TASKS AND EXERCISES:
A – Can you sum up the excerpt on deducting charitable contributions to foreign organizations in two sentences?
B – Could you pick up the excerpt on deducting charitable contributions to foreign organizations after its last sentence and carry it further?

EXTRACT:
>> begin

The preamble to the final regs also notes the following:
• Charitable contributions made to foreign organizations generally are not deductible for federal income tax purposes. (Code Sec. 170(c)(2)) In the limited situations where these deductions are allowed, taxpayers are treated as if they are making such contributions to entities that are organized in the United States, and accordingly, such contributions would be subject to the rules and regs under Code Sec. 170. As a result, if a taxpayer is seeking to deduct charitable contributions to foreign charities under Code Sec. 170, the quid pro quo principle set out in the regs would be equally applicable.

>> end

EXTRACTED MATERIAL:
>> begin

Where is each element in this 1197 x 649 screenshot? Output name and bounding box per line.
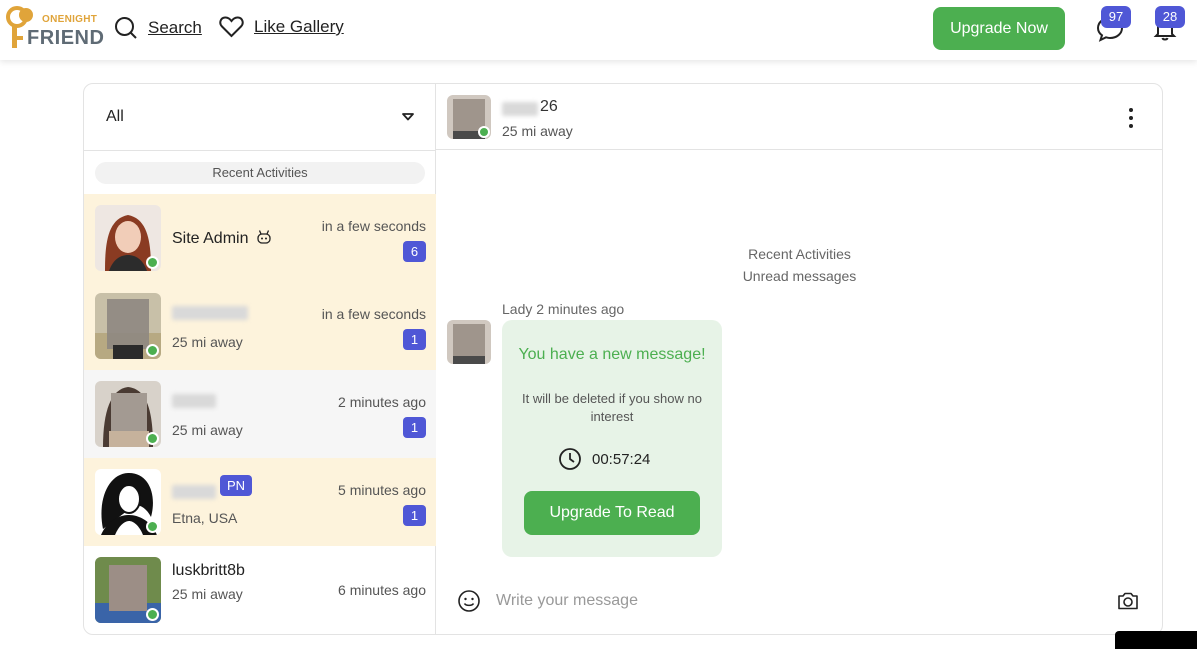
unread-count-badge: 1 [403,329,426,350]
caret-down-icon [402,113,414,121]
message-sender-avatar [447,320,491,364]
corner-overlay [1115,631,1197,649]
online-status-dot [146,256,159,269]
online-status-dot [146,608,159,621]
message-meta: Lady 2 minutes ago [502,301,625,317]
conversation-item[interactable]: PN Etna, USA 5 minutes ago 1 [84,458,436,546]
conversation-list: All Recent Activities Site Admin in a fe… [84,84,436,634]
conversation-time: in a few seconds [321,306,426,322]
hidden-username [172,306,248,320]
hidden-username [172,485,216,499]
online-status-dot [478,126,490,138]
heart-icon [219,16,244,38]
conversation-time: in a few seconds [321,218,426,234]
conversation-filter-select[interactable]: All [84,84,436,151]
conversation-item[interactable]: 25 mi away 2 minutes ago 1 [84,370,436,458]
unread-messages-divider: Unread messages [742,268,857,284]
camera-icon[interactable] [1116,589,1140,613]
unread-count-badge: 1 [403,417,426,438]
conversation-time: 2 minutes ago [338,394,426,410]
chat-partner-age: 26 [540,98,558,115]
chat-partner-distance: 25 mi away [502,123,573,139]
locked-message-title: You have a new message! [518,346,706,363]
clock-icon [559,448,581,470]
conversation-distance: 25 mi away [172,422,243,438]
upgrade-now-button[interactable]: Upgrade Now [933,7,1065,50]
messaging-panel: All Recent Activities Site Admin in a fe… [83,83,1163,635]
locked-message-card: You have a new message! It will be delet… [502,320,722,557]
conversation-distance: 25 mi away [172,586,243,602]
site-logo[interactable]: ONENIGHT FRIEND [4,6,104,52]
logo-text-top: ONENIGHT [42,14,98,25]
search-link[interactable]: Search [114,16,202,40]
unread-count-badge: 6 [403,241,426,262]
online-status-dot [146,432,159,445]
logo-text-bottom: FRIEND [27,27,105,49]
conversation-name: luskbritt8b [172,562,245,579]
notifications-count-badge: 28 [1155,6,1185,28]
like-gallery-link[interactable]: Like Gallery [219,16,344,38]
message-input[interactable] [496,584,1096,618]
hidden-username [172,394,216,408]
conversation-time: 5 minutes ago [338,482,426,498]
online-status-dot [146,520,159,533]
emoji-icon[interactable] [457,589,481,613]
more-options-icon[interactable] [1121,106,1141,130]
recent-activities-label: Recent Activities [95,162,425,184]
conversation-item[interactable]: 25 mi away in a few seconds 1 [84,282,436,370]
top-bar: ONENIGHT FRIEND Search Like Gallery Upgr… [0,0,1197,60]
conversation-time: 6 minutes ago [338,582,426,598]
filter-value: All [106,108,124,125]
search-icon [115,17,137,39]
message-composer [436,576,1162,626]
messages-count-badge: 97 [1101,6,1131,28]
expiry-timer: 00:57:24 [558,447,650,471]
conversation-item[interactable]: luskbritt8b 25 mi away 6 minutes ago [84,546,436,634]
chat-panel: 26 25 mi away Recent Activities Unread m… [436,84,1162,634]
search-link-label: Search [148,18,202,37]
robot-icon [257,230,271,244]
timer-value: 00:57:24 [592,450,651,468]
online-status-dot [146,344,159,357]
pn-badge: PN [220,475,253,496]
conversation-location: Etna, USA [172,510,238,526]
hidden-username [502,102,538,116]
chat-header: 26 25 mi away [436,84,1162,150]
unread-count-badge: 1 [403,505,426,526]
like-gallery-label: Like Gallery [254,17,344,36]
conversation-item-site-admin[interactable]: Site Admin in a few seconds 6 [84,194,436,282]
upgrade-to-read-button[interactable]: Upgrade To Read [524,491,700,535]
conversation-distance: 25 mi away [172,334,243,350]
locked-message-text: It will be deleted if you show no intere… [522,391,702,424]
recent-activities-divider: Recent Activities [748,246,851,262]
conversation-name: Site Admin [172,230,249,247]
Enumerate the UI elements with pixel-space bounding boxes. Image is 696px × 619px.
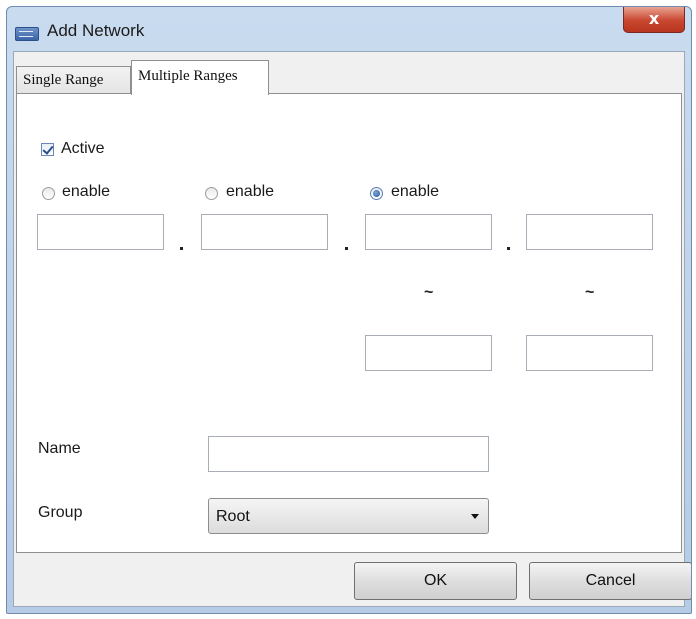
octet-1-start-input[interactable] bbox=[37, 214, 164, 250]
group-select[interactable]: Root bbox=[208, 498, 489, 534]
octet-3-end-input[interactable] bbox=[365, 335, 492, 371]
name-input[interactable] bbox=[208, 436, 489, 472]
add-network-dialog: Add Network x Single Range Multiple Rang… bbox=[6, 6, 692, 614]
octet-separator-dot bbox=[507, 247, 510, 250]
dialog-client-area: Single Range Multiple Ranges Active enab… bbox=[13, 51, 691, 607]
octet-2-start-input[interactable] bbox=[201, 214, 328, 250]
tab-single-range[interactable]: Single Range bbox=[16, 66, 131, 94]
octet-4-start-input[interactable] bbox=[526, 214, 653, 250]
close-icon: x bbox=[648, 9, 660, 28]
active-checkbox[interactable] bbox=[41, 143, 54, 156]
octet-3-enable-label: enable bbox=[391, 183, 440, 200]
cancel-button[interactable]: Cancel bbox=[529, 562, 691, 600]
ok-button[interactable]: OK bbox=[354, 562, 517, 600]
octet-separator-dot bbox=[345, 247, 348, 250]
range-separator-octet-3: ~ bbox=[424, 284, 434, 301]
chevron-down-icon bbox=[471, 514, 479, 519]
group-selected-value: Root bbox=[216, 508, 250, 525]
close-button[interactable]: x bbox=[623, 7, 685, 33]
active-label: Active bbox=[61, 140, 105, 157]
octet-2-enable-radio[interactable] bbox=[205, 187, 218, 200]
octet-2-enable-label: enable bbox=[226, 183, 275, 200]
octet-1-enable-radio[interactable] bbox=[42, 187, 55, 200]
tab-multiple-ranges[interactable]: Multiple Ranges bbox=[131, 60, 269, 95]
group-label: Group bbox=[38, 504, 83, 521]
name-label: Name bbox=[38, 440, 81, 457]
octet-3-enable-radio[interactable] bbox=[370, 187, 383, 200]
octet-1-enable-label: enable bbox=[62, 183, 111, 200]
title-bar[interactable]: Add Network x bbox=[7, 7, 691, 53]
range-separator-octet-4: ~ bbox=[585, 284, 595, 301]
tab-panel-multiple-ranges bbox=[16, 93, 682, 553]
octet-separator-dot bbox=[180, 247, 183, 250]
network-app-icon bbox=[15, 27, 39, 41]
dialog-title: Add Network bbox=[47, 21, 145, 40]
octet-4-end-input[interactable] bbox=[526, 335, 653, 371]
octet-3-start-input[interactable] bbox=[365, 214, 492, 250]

>> end
>> begin

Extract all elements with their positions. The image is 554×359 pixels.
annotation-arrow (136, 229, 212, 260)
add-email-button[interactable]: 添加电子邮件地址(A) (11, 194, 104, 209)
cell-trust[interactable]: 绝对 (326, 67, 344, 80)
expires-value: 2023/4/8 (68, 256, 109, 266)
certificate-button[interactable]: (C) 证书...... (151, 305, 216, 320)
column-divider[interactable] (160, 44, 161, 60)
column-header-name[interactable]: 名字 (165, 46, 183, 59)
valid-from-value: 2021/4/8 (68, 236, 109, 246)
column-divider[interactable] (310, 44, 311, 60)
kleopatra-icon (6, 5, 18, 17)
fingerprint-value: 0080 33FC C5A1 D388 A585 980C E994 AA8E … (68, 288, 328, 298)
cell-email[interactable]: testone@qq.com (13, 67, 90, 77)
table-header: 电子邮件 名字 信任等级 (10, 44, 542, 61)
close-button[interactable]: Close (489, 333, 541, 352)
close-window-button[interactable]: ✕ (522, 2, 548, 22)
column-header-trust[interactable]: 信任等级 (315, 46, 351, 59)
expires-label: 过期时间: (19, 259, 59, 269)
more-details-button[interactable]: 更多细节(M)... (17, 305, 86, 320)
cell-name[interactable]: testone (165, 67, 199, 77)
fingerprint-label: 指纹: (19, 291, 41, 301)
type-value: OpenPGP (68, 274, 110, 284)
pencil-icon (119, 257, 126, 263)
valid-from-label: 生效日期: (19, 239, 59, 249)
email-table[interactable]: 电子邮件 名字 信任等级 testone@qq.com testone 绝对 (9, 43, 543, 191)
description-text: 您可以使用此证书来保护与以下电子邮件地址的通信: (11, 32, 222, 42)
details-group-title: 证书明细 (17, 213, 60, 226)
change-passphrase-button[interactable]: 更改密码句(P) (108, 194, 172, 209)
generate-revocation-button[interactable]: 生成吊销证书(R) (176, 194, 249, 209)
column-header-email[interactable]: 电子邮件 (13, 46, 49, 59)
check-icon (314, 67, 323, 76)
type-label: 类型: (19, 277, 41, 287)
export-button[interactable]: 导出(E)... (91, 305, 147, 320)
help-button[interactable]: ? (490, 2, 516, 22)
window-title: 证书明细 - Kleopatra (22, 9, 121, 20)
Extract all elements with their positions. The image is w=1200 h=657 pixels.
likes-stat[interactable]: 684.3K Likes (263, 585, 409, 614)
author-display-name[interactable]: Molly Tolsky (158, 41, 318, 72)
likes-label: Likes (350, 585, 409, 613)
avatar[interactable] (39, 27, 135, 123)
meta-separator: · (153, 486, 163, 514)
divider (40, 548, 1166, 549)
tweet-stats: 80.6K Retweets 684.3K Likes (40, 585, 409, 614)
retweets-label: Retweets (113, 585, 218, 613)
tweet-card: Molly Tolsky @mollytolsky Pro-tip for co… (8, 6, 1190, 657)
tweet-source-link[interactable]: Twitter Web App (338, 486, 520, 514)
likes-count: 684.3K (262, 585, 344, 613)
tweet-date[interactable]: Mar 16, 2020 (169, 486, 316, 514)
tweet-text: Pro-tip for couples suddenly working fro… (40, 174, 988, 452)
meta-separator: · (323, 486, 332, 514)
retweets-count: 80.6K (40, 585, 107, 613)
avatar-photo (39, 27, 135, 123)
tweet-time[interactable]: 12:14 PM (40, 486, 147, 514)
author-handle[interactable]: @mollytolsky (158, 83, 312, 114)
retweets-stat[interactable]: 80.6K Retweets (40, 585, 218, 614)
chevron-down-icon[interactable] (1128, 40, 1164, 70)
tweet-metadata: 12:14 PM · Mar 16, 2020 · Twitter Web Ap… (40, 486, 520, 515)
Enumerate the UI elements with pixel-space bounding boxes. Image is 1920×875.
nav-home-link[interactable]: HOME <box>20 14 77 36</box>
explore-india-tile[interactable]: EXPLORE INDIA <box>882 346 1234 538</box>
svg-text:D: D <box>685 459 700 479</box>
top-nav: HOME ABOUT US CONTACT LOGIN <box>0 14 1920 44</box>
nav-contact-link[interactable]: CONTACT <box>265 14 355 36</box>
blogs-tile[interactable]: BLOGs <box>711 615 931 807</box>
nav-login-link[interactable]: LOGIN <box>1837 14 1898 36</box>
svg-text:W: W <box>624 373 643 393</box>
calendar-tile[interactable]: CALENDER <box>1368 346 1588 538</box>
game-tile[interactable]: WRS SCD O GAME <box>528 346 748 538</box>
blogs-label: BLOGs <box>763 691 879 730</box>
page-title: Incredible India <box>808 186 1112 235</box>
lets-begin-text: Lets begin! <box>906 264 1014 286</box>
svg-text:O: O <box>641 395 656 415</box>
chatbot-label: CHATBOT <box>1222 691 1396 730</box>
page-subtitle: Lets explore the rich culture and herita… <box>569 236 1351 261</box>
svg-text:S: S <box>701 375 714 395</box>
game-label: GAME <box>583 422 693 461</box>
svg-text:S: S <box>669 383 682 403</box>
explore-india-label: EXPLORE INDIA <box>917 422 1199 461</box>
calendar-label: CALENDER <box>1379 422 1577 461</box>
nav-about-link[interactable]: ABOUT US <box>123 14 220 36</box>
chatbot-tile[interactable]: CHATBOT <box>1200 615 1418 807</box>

>> end

THE REPLIES:
A – Charitable contributions to foreign organizations generally aren't deductible for federal income tax purposes. Where such deductions are allowed, taxpayers are treated as giving to US-organized entities under Code Sec. 170, so the quid pro quo principle in the regs applies to them equally.

B –
• Code Sec. 6115 generally requires donee disclosures in connection with quid pro quo contributions (as defined in Code Sec. 6115(b)), and specifically requires Code Sec. 170(c) organizations (but not Code Sec. 170(c)(1) entities) to provide donors with a good faith estimate of the value of goods or services they provide. In the general case contemplated by the regs, the charitable donee is not providing the credit to the donor; instead a state or local government is providing that credit. The preamble provides that, if a Code Sec. 170(c)(2) organization (a charitable contribution recipient that is a corporation, trust, foundation, etc.) is not providing the state or local tax credit to the donor, Code Sec. 6115 does not apply. Accordingly, there is no Code Sec. 6115 requirement for Code Sec. 170(c)(2) organizations to disclose information about a tax credit provided by a state or local government.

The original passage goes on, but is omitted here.